Given records —

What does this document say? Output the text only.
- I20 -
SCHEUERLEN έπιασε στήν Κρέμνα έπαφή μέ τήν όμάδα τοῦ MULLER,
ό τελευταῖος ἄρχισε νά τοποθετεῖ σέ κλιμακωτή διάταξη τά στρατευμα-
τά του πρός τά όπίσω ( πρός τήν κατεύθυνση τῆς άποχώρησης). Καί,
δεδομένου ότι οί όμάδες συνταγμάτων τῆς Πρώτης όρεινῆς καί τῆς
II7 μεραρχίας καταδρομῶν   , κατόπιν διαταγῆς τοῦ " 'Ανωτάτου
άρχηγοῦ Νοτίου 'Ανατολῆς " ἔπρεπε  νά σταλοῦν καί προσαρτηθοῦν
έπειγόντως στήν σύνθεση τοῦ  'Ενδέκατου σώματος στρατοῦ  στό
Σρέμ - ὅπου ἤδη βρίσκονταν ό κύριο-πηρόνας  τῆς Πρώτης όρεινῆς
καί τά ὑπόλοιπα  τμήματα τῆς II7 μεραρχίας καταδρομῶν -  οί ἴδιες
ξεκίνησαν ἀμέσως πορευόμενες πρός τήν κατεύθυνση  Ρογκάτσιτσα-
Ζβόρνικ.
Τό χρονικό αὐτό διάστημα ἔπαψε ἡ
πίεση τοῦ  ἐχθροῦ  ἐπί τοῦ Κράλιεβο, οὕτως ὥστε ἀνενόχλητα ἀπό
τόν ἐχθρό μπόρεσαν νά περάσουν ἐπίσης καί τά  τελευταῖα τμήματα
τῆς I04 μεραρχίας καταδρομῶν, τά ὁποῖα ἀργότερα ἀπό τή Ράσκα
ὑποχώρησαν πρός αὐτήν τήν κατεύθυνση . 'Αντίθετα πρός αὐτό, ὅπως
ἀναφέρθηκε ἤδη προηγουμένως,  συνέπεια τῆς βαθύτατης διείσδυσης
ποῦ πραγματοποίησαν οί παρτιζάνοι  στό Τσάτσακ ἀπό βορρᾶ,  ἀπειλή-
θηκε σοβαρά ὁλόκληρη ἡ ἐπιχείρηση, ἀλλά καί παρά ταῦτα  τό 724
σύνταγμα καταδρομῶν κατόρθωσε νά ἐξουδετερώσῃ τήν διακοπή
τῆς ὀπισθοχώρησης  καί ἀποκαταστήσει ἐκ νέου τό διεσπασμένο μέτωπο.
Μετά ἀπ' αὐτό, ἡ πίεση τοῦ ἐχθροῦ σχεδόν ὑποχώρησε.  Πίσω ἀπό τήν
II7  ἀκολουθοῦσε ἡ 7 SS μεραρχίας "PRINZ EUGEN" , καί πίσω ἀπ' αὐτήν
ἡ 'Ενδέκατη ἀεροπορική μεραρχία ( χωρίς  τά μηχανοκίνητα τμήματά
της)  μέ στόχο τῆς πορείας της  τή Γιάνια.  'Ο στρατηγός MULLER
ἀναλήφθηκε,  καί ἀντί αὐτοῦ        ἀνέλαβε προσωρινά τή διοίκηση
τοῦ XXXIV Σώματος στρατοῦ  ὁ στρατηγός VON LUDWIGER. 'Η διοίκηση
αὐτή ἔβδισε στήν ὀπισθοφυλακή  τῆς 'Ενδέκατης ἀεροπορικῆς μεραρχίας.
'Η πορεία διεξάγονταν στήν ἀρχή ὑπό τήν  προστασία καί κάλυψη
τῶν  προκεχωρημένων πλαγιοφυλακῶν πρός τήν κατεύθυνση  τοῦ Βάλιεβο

Instructions to follow —
Could you transcribe the records in full, exactly?

Solution for this task —
What does this document say? Output the text only.
- I20 -
SCHEUERLEN έπιασε στήν Κρέμνα έπαφή μέ τήν όμάδα τοῦ MULLER,
ό τελευταῖος ἄρχισε νά τοποθετεῖ σέ κλιμακωτή διάταξη τά στρατευμα-
τά του πρός τά όπίσω ( πρός τήν κατεύθυνση τῆς άποχώρησης). Καί,
δεδομένου ότι οί όμάδες συνταγμάτων τῆς Πρώτης όρεινῆς καί τῆς
II7 μεραρχίας καταδρομῶν   , κατόπιν διαταγῆς τοῦ " 'Ανωτάτου
άρχηγοῦ Νοτίου 'Ανατολῆς " ἔπρεπε  νά σταλοῦν καί προσαρτηθοῦν
έπειγόντως στήν σύνθεση τοῦ  'Ενδέκατου σώματος στρατοῦ  στό
Σρέμ - ὅπου ἤδη βρίσκονταν ό κύριο-πηρόνας  τῆς Πρώτης όρεινῆς
καί τά ὑπόλοιπα  τμήματα τῆς II7 μεραρχίας καταδρομῶν -  οί ἴδιες
ξεκίνησαν ἀμέσως πορευόμενες πρός τήν κατεύθυνση  Ρογκάτσιτσα-
Ζβόρνικ.
Τό χρονικό αὐτό διάστημα ἔπαψε ἡ
πίεση τοῦ  ἐχθροῦ  ἐπί τοῦ Κράλιεβο, οὕτως ὥστε ἀνενόχλητα ἀπό
τόν ἐχθρό μπόρεσαν νά περάσουν ἐπίσης καί τά  τελευταῖα τμήματα
τῆς I04 μεραρχίας καταδρομῶν, τά ὁποῖα ἀργότερα ἀπό τή Ράσκα
ὑποχώρησαν πρός αὐτήν τήν κατεύθυνση . 'Αντίθετα πρός αὐτό, ὅπως
ἀναφέρθηκε ἤδη προηγουμένως,  συνέπεια τῆς βαθύτατης διείσδυσης
ποῦ πραγματοποίησαν οί παρτιζάνοι  στό Τσάτσακ ἀπό βορρᾶ,  ἀπειλή-
θηκε σοβαρά ὁλόκληρη ἡ ἐπιχείρηση, ἀλλά καί παρά ταῦτα  τό 724
σύνταγμα καταδρομῶν κατόρθωσε νά ἐξουδετερώσῃ τήν διακοπή
τῆς ὀπισθοχώρησης  καί ἀποκαταστήσει ἐκ νέου τό διεσπασμένο μέτωπο.
Μετά ἀπ' αὐτό, ἡ πίεση τοῦ ἐχθροῦ σχεδόν ὑποχώρησε.  Πίσω ἀπό τήν
II7  ἀκολουθοῦσε ἡ 7 SS μεραρχίας "PRINZ EUGEN" , καί πίσω ἀπ' αὐτήν
ἡ 'Ενδέκατη ἀεροπορική μεραρχία ( χωρίς  τά μηχανοκίνητα τμήματά
της)  μέ στόχο τῆς πορείας της  τή Γιάνια.  'Ο στρατηγός MULLER
ἀναλήφθηκε,  καί ἀντί αὐτοῦ        ἀνέλαβε προσωρινά τή διοίκηση
τοῦ XXXIV Σώματος στρατοῦ  ὁ στρατηγός VON LUDWIGER. 'Η διοίκηση
αὐτή ἔβδισε στήν ὀπισθοφυλακή  τῆς 'Ενδέκατης ἀεροπορικῆς μεραρχίας.
'Η πορεία διεξάγονταν στήν ἀρχή ὑπό τήν  προστασία καί κάλυψη
τῶν  προκεχωρημένων πλαγιοφυλακῶν πρός τήν κατεύθυνση  τοῦ Βάλιεβο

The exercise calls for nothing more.